Task details:
Among the lines below, list those containing the string "Einflußnahme".

Extracted records:
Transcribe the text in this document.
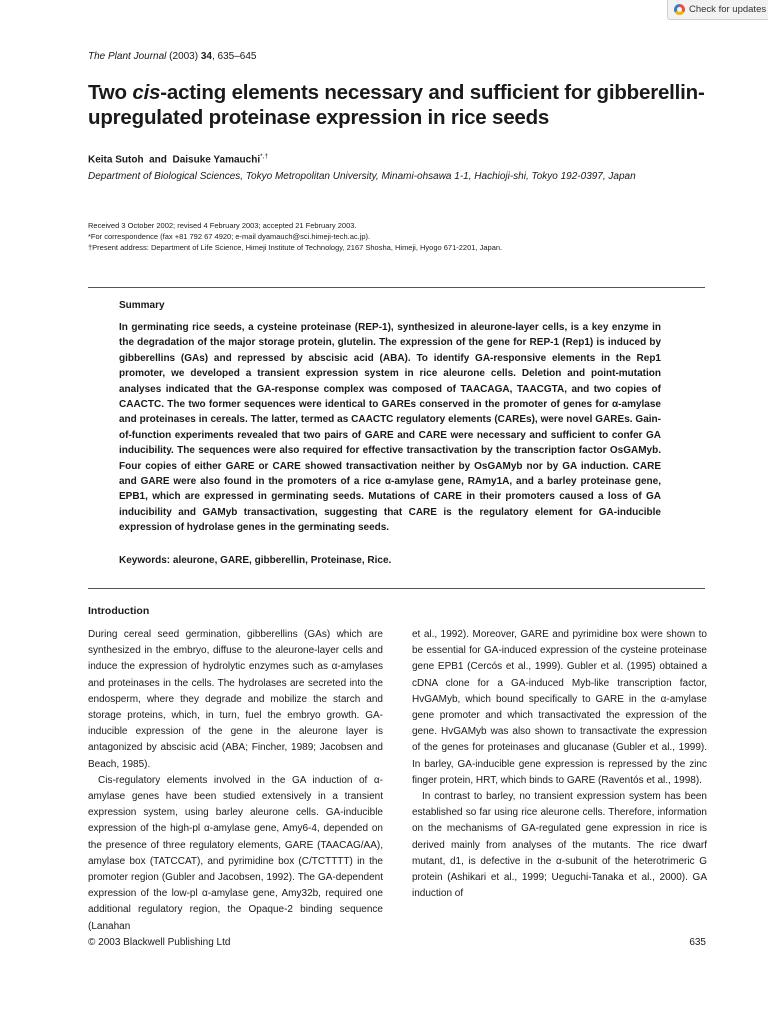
Check for updates
The Plant Journal (2003) 34, 635–645
Two cis-acting elements necessary and sufficient for gibberellin-upregulated proteinase expression in rice seeds
Keita Sutoh  and  Daisuke Yamauchi*,†
Department of Biological Sciences, Tokyo Metropolitan University, Minami-ohsawa 1-1, Hachioji-shi, Tokyo 192-0397, Japan
Received 3 October 2002; revised 4 February 2003; accepted 21 February 2003.
*For correspondence (fax +81 792 67 4920; e-mail dyamauch@sci.himeji-tech.ac.jp).
†Present address: Department of Life Science, Himeji Institute of Technology, 2167 Shosha, Himeji, Hyogo 671-2201, Japan.
Summary

In germinating rice seeds, a cysteine proteinase (REP-1), synthesized in aleurone-layer cells, is a key enzyme in the degradation of the major storage protein, glutelin. The expression of the gene for REP-1 (Rep1) is induced by gibberellins (GAs) and repressed by abscisic acid (ABA). To identify GA-responsive elements in the Rep1 promoter, we developed a transient expression system in rice aleurone cells. Deletion and point-mutation analyses indicated that the GA-response complex was composed of TAACAGA, TAACGTA, and two copies of CAACTC. The two former sequences were identical to GAREs conserved in the promoter of genes for α-amylase and proteinases in cereals. The latter, termed as CAACTC regulatory elements (CAREs), were novel GAREs. Gain-of-function experiments revealed that two pairs of GARE and CARE were necessary and sufficient to confer GA inducibility. The sequences were also required for effective transactivation by the transcription factor OsGAMyb. Four copies of either GARE or CARE showed transactivation neither by OsGAMyb nor by GA induction. CARE and GARE were also found in the promoters of a rice α-amylase gene, RAmy1A, and a barley proteinase gene, EPB1, which are expressed in germinating seeds. Mutations of CARE in their promoters caused a loss of GA inducibility and GAMyb transactivation, suggesting that CARE is the regulatory element for GA-inducible expression of hydrolase genes in the germinating seeds.

Keywords: aleurone, GARE, gibberellin, Proteinase, Rice.
Introduction

During cereal seed germination, gibberellins (GAs) which are synthesized in the embryo, diffuse to the aleurone-layer cells and induce the expression of hydrolytic enzymes such as α-amylases and proteinases in the cells. The hydrolases are secreted into the endosperm, where they degrade and mobilize the starch and storage proteins, which, in turn, fuel the embryo growth. GA-inducible expression of the gene in the aleurone layer is antagonized by abscisic acid (ABA; Fincher, 1989; Jacobsen and Beach, 1985).

Cis-regulatory elements involved in the GA induction of α-amylase genes have been studied extensively in a transient expression system, using barley aleurone cells. GA-inducible expression of the high-pl α-amylase gene, Amy6-4, depended on the presence of three regulatory elements, GARE (TAACAG/AA), amylase box (TATCCAT), and pyrimidine box (C/TCTTTT) in the promoter region (Gubler and Jacobsen, 1992). The GA-dependent expression of the low-pl α-amylase gene, Amy32b, required one additional regulatory region, the Opaque-2 binding sequence (Lanahan

et al., 1992). Moreover, GARE and pyrimidine box were shown to be essential for GA-induced expression of the cysteine proteinase gene EPB1 (Cercós et al., 1999). Gubler et al. (1995) obtained a cDNA clone for a GA-induced Myb-like transcription factor, HvGAMyb, which bound specifically to GARE in the α-amylase gene promoter and which transactivated the expression of the gene. HvGAMyb was also shown to transactivate the expression of the genes for proteinases and glucanase (Gubler et al., 1999). In barley, GA-inducible gene expression is repressed by the zinc finger protein, HRT, which binds to GARE (Raventós et al., 1998).

In contrast to barley, no transient expression system has been established so far using rice aleurone cells. Therefore, information on the mechanisms of GA-regulated gene expression in rice is derived mainly from analyses of the mutants. The rice dwarf mutant, d1, is defective in the α-subunit of the heterotrimeric G protein (Ashikari et al., 1999; Ueguchi-Tanaka et al., 2000). GA induction of

© 2003 Blackwell Publishing Ltd	635
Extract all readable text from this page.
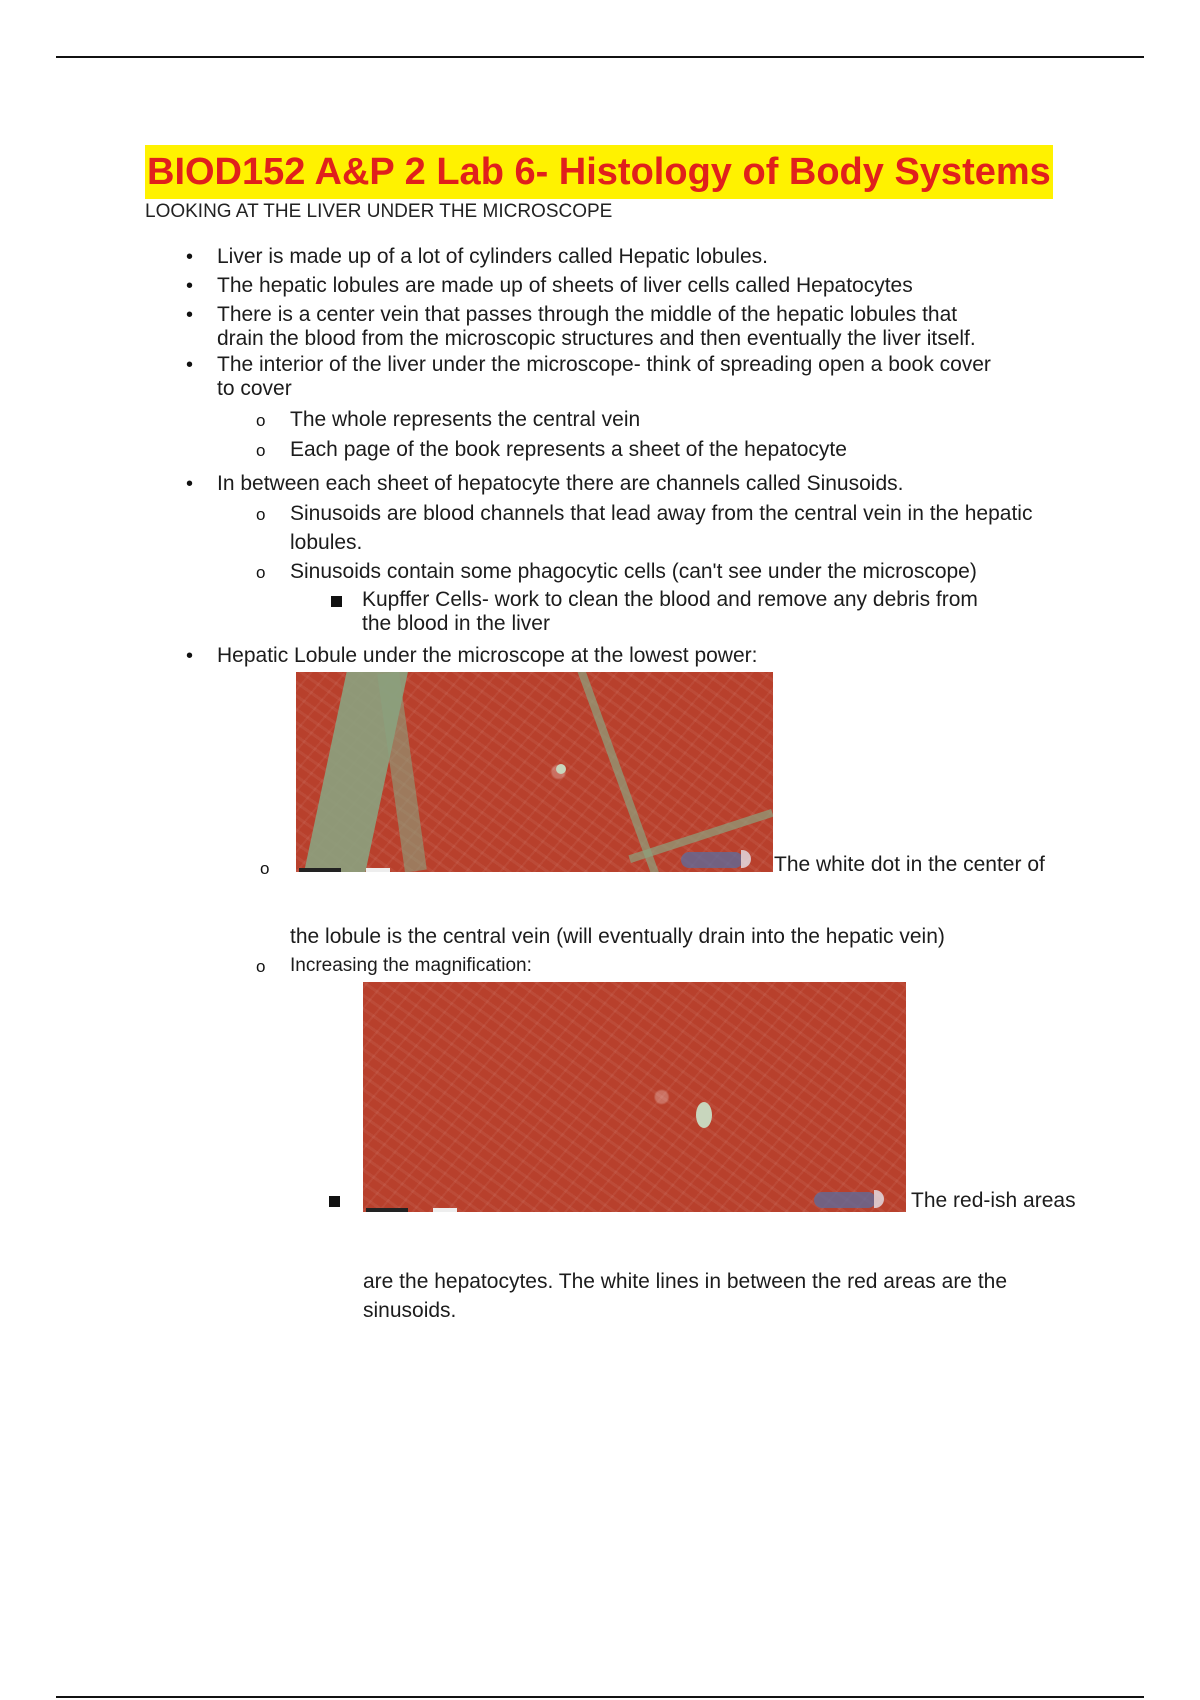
BIOD152 A&P 2 Lab 6- Histology of Body Systems
LOOKING AT THE LIVER UNDER THE MICROSCOPE
•
Liver is made up of a lot of cylinders called Hepatic lobules.
•
The hepatic lobules are made up of sheets of liver cells called Hepatocytes
•
There is a center vein that passes through the middle of the hepatic lobules that
drain the blood from the microscopic structures and then eventually the liver itself.
•
The interior of the liver under the microscope- think of spreading open a book cover
to cover
o
The whole represents the central vein
o
Each page of the book represents a sheet of the hepatocyte
•
In between each sheet of hepatocyte there are channels called Sinusoids.
o
Sinusoids are blood channels that lead away from the central vein in the hepatic
lobules.
o
Sinusoids contain some phagocytic cells (can't see under the microscope)
Kupffer Cells- work to clean the blood and remove any debris from
the blood in the liver
•
Hepatic Lobule under the microscope at the lowest power:
o
The white dot in the center of
the lobule is the central vein (will eventually drain into the hepatic vein)
o
Increasing the magnification:
The red-ish areas
are the hepatocytes. The white lines in between the red areas are the
sinusoids.
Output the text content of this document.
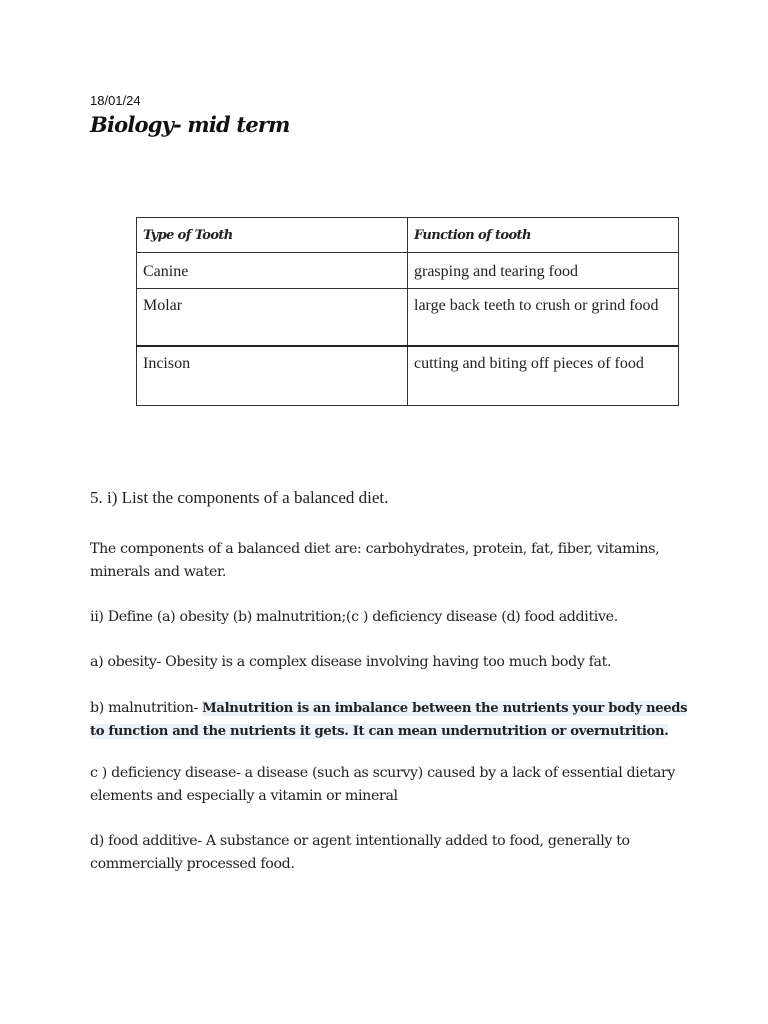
18/01/24
Biology- mid term
Type of Tooth	Function of tooth
Canine	grasping and tearing food
Molar	large back teeth to crush or grind food
Incison	cutting and biting off pieces of food
5. i) List the components of a balanced diet.
The components of a balanced diet are: carbohydrates, protein, fat, fiber, vitamins, minerals and water.
ii) Define (a) obesity (b) malnutrition;(c ) deficiency disease (d) food additive.
a) obesity- Obesity is a complex disease involving having too much body fat.
b) malnutrition- Malnutrition is an imbalance between the nutrients your body needs to function and the nutrients it gets. It can mean undernutrition or overnutrition.
c ) deficiency disease- a disease (such as scurvy) caused by a lack of essential dietary elements and especially a vitamin or mineral
d) food additive- A substance or agent intentionally added to food, generally to commercially processed food.
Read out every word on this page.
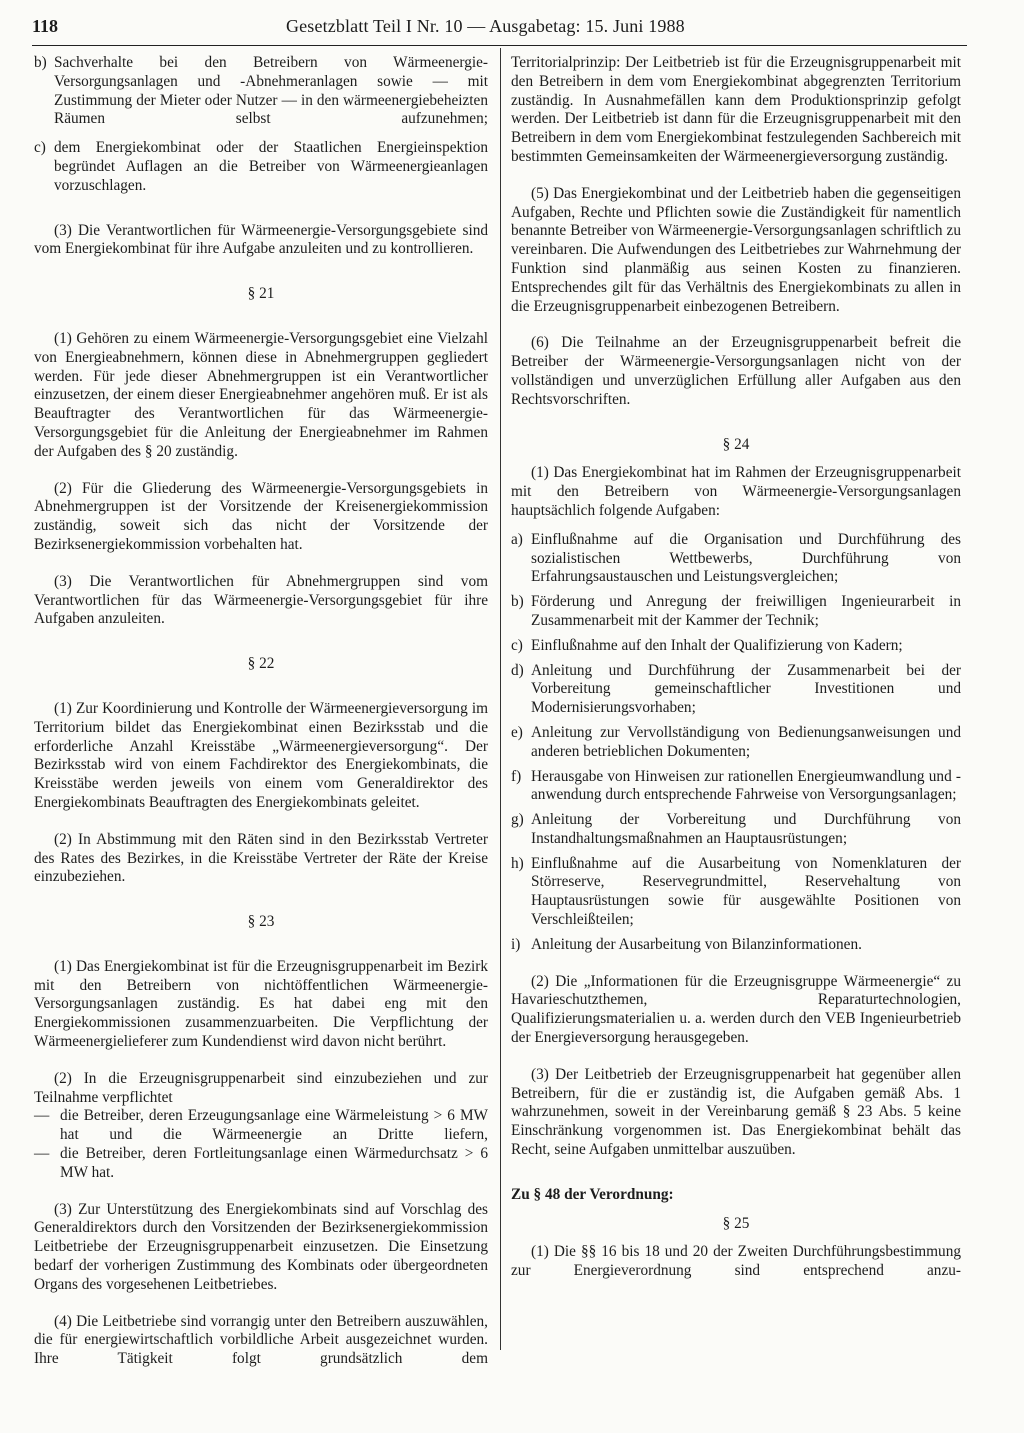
118	Gesetzblatt Teil I Nr. 10 — Ausgabetag: 15. Juni 1988
b) Sachverhalte bei den Betreibern von Wärmeenergie-Versorgungsanlagen und -Abnehmeranlagen sowie — mit Zustimmung der Mieter oder Nutzer — in den wärmeenergiebeheizten Räumen selbst aufzunehmen;
c) dem Energiekombinat oder der Staatlichen Energieinspektion begründet Auflagen an die Betreiber von Wärmeenergieanlagen vorzuschlagen.

(3) Die Verantwortlichen für Wärmeenergie-Versorgungsgebiete sind vom Energiekombinat für ihre Aufgabe anzuleiten und zu kontrollieren.

§ 21

(1) Gehören zu einem Wärmeenergie-Versorgungsgebiet eine Vielzahl von Energieabnehmern, können diese in Abnehmergruppen gegliedert werden. Für jede dieser Abnehmergruppen ist ein Verantwortlicher einzusetzen, der einem dieser Energieabnehmer angehören muß. Er ist als Beauftragter des Verantwortlichen für das Wärmeenergie-Versorgungsgebiet für die Anleitung der Energieabnehmer im Rahmen der Aufgaben des § 20 zuständig.

(2) Für die Gliederung des Wärmeenergie-Versorgungsgebiets in Abnehmergruppen ist der Vorsitzende der Kreisenergiekommission zuständig, soweit sich das nicht der Vorsitzende der Bezirksenergiekommission vorbehalten hat.

(3) Die Verantwortlichen für Abnehmergruppen sind vom Verantwortlichen für das Wärmeenergie-Versorgungsgebiet für ihre Aufgaben anzuleiten.

§ 22

(1) Zur Koordinierung und Kontrolle der Wärmeenergieversorgung im Territorium bildet das Energiekombinat einen Bezirksstab und die erforderliche Anzahl Kreisstäbe „Wärmeenergieversorgung“. Der Bezirksstab wird von einem Fachdirektor des Energiekombinats, die Kreisstäbe werden jeweils von einem vom Generaldirektor des Energiekombinats Beauftragten des Energiekombinats geleitet.

(2) In Abstimmung mit den Räten sind in den Bezirksstab Vertreter des Rates des Bezirkes, in die Kreisstäbe Vertreter der Räte der Kreise einzubeziehen.

§ 23

(1) Das Energiekombinat ist für die Erzeugnisgruppenarbeit im Bezirk mit den Betreibern von nichtöffentlichen Wärmeenergie-Versorgungsanlagen zuständig. Es hat dabei eng mit den Energiekommissionen zusammenzuarbeiten. Die Verpflichtung der Wärmeenergielieferer zum Kundendienst wird davon nicht berührt.

(2) In die Erzeugnisgruppenarbeit sind einzubeziehen und zur Teilnahme verpflichtet

— die Betreiber, deren Erzeugungsanlage eine Wärmeleistung > 6 MW hat und die Wärmeenergie an Dritte liefern,
— die Betreiber, deren Fortleitungsanlage einen Wärmedurchsatz > 6 MW hat.

(3) Zur Unterstützung des Energiekombinats sind auf Vorschlag des Generaldirektors durch den Vorsitzenden der Bezirksenergiekommission Leitbetriebe der Erzeugnisgruppenarbeit einzusetzen. Die Einsetzung bedarf der vorherigen Zustimmung des Kombinats oder übergeordneten Organs des vorgesehenen Leitbetriebes.

(4) Die Leitbetriebe sind vorrangig unter den Betreibern auszuwählen, die für energiewirtschaftlich vorbildliche Arbeit ausgezeichnet wurden. Ihre Tätigkeit folgt grundsätzlich dem

Territorialprinzip: Der Leitbetrieb ist für die Erzeugnisgruppenarbeit mit den Betreibern in dem vom Energiekombinat abgegrenzten Territorium zuständig. In Ausnahmefällen kann dem Produktionsprinzip gefolgt werden. Der Leitbetrieb ist dann für die Erzeugnisgruppenarbeit mit den Betreibern in dem vom Energiekombinat festzulegenden Sachbereich mit bestimmten Gemeinsamkeiten der Wärmeenergieversorgung zuständig.

(5) Das Energiekombinat und der Leitbetrieb haben die gegenseitigen Aufgaben, Rechte und Pflichten sowie die Zuständigkeit für namentlich benannte Betreiber von Wärmeenergie-Versorgungsanlagen schriftlich zu vereinbaren. Die Aufwendungen des Leitbetriebes zur Wahrnehmung der Funktion sind planmäßig aus seinen Kosten zu finanzieren. Entsprechendes gilt für das Verhältnis des Energiekombinats zu allen in die Erzeugnisgruppenarbeit einbezogenen Betreibern.

(6) Die Teilnahme an der Erzeugnisgruppenarbeit befreit die Betreiber der Wärmeenergie-Versorgungsanlagen nicht von der vollständigen und unverzüglichen Erfüllung aller Aufgaben aus den Rechtsvorschriften.

§ 24

(1) Das Energiekombinat hat im Rahmen der Erzeugnisgruppenarbeit mit den Betreibern von Wärmeenergie-Versorgungsanlagen hauptsächlich folgende Aufgaben:

a) Einflußnahme auf die Organisation und Durchführung des sozialistischen Wettbewerbs, Durchführung von Erfahrungsaustauschen und Leistungsvergleichen;
b) Förderung und Anregung der freiwilligen Ingenieurarbeit in Zusammenarbeit mit der Kammer der Technik;
c) Einflußnahme auf den Inhalt der Qualifizierung von Kadern;
d) Anleitung und Durchführung der Zusammenarbeit bei der Vorbereitung gemeinschaftlicher Investitionen und Modernisierungsvorhaben;
e) Anleitung zur Vervollständigung von Bedienungsanweisungen und anderen betrieblichen Dokumenten;
f) Herausgabe von Hinweisen zur rationellen Energieumwandlung und -anwendung durch entsprechende Fahrweise von Versorgungsanlagen;
g) Anleitung der Vorbereitung und Durchführung von Instandhaltungsmaßnahmen an Hauptausrüstungen;
h) Einflußnahme auf die Ausarbeitung von Nomenklaturen der Störreserve, Reservegrundmittel, Reservehaltung von Hauptausrüstungen sowie für ausgewählte Positionen von Verschleißteilen;
i) Anleitung der Ausarbeitung von Bilanzinformationen.

(2) Die „Informationen für die Erzeugnisgruppe Wärmeenergie“ zu Havarieschutzthemen, Reparaturtechnologien, Qualifizierungsmaterialien u. a. werden durch den VEB Ingenieurbetrieb der Energieversorgung herausgegeben.

(3) Der Leitbetrieb der Erzeugnisgruppenarbeit hat gegenüber allen Betreibern, für die er zuständig ist, die Aufgaben gemäß Abs. 1 wahrzunehmen, soweit in der Vereinbarung gemäß § 23 Abs. 5 keine Einschränkung vorgenommen ist. Das Energiekombinat behält das Recht, seine Aufgaben unmittelbar auszuüben.

Zu § 48 der Verordnung:
§ 25

(1) Die §§ 16 bis 18 und 20 der Zweiten Durchführungsbestimmung zur Energieverordnung sind entsprechend anzu-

Task solution:
a) Einflußnahme auf die Organisation und Durchführung des sozialistischen Wettbewerbs, Durchführung von Erfahrungsaustauschen und Leistungsvergleichen;
c) Einflußnahme auf den Inhalt der Qualifizierung von Kadern;
h) Einflußnahme auf die Ausarbeitung von Nomenklaturen der Störreserve, Reservegrundmittel, Reservehaltung von Hauptausrüstungen sowie für ausgewählte Positionen von Verschleißteilen;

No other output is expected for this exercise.